● **TASK DESCRIPTION**: Each line of the listing, apart from the pictures, is to be printed exactly.

==== RECORDS PROVIDED ====

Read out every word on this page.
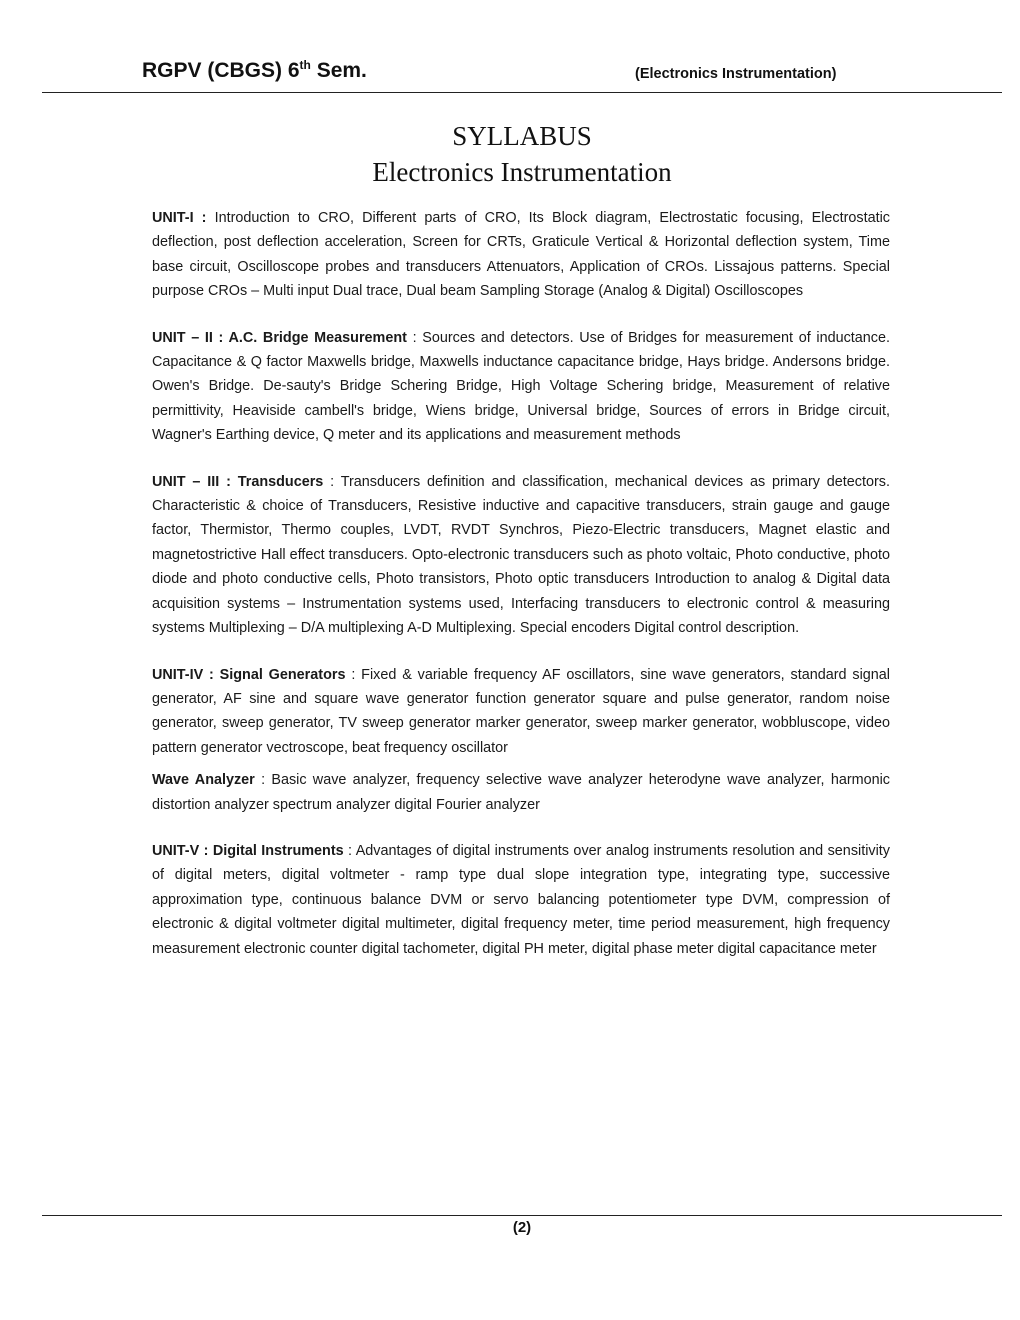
RGPV (CBGS) 6th Sem.	(Electronics Instrumentation)
SYLLABUS
Electronics Instrumentation

UNIT-I : Introduction to CRO, Different parts of CRO, Its Block diagram, Electrostatic focusing, Electrostatic deflection, post deflection acceleration, Screen for CRTs, Graticule Vertical & Horizontal deflection system, Time base circuit, Oscilloscope probes and transducers Attenuators, Application of CROs. Lissajous patterns. Special purpose CROs – Multi input Dual trace, Dual beam Sampling Storage (Analog & Digital) Oscilloscopes

UNIT – II : A.C. Bridge Measurement : Sources and detectors. Use of Bridges for measurement of inductance. Capacitance & Q factor Maxwells bridge, Maxwells inductance capacitance bridge, Hays bridge. Andersons bridge. Owen's Bridge. De-sauty's Bridge Schering Bridge, High Voltage Schering bridge, Measurement of relative permittivity, Heaviside cambell's bridge, Wiens bridge, Universal bridge, Sources of errors in Bridge circuit, Wagner's Earthing device, Q meter and its applications and measurement methods

UNIT – III : Transducers : Transducers definition and classification, mechanical devices as primary detectors. Characteristic & choice of Transducers, Resistive inductive and capacitive transducers, strain gauge and gauge factor, Thermistor, Thermo couples, LVDT, RVDT Synchros, Piezo-Electric transducers, Magnet elastic and magnetostrictive Hall effect transducers. Opto-electronic transducers such as photo voltaic, Photo conductive, photo diode and photo conductive cells, Photo transistors, Photo optic transducers Introduction to analog & Digital data acquisition systems – Instrumentation systems used, Interfacing transducers to electronic control & measuring systems Multiplexing – D/A multiplexing A-D Multiplexing. Special encoders Digital control description.

UNIT-IV : Signal Generators : Fixed & variable frequency AF oscillators, sine wave generators, standard signal generator, AF sine and square wave generator function generator square and pulse generator, random noise generator, sweep generator, TV sweep generator marker generator, sweep marker generator, wobbluscope, video pattern generator vectroscope, beat frequency oscillator

Wave Analyzer : Basic wave analyzer, frequency selective wave analyzer heterodyne wave analyzer, harmonic distortion analyzer spectrum analyzer digital Fourier analyzer

UNIT-V : Digital Instruments : Advantages of digital instruments over analog instruments resolution and sensitivity of digital meters, digital voltmeter - ramp type dual slope integration type, integrating type, successive approximation type, continuous balance DVM or servo balancing potentiometer type DVM, compression of electronic & digital voltmeter digital multimeter, digital frequency meter, time period measurement, high frequency measurement electronic counter digital tachometer, digital PH meter, digital phase meter digital capacitance meter

(2)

====

● **EXERCISE RESPONSE**:
Read out every word on this page.
RGPV (CBGS) 6th Sem.	(Electronics Instrumentation)
SYLLABUS
Electronics Instrumentation

UNIT-I : Introduction to CRO, Different parts of CRO, Its Block diagram, Electrostatic focusing, Electrostatic deflection, post deflection acceleration, Screen for CRTs, Graticule Vertical & Horizontal deflection system, Time base circuit, Oscilloscope probes and transducers Attenuators, Application of CROs. Lissajous patterns. Special purpose CROs – Multi input Dual trace, Dual beam Sampling Storage (Analog & Digital) Oscilloscopes

UNIT – II : A.C. Bridge Measurement : Sources and detectors. Use of Bridges for measurement of inductance. Capacitance & Q factor Maxwells bridge, Maxwells inductance capacitance bridge, Hays bridge. Andersons bridge. Owen's Bridge. De-sauty's Bridge Schering Bridge, High Voltage Schering bridge, Measurement of relative permittivity, Heaviside cambell's bridge, Wiens bridge, Universal bridge, Sources of errors in Bridge circuit, Wagner's Earthing device, Q meter and its applications and measurement methods

UNIT – III : Transducers : Transducers definition and classification, mechanical devices as primary detectors. Characteristic & choice of Transducers, Resistive inductive and capacitive transducers, strain gauge and gauge factor, Thermistor, Thermo couples, LVDT, RVDT Synchros, Piezo-Electric transducers, Magnet elastic and magnetostrictive Hall effect transducers. Opto-electronic transducers such as photo voltaic, Photo conductive, photo diode and photo conductive cells, Photo transistors, Photo optic transducers Introduction to analog & Digital data acquisition systems – Instrumentation systems used, Interfacing transducers to electronic control & measuring systems Multiplexing – D/A multiplexing A-D Multiplexing. Special encoders Digital control description.

UNIT-IV : Signal Generators : Fixed & variable frequency AF oscillators, sine wave generators, standard signal generator, AF sine and square wave generator function generator square and pulse generator, random noise generator, sweep generator, TV sweep generator marker generator, sweep marker generator, wobbluscope, video pattern generator vectroscope, beat frequency oscillator

Wave Analyzer : Basic wave analyzer, frequency selective wave analyzer heterodyne wave analyzer, harmonic distortion analyzer spectrum analyzer digital Fourier analyzer

UNIT-V : Digital Instruments : Advantages of digital instruments over analog instruments resolution and sensitivity of digital meters, digital voltmeter - ramp type dual slope integration type, integrating type, successive approximation type, continuous balance DVM or servo balancing potentiometer type DVM, compression of electronic & digital voltmeter digital multimeter, digital frequency meter, time period measurement, high frequency measurement electronic counter digital tachometer, digital PH meter, digital phase meter digital capacitance meter

(2)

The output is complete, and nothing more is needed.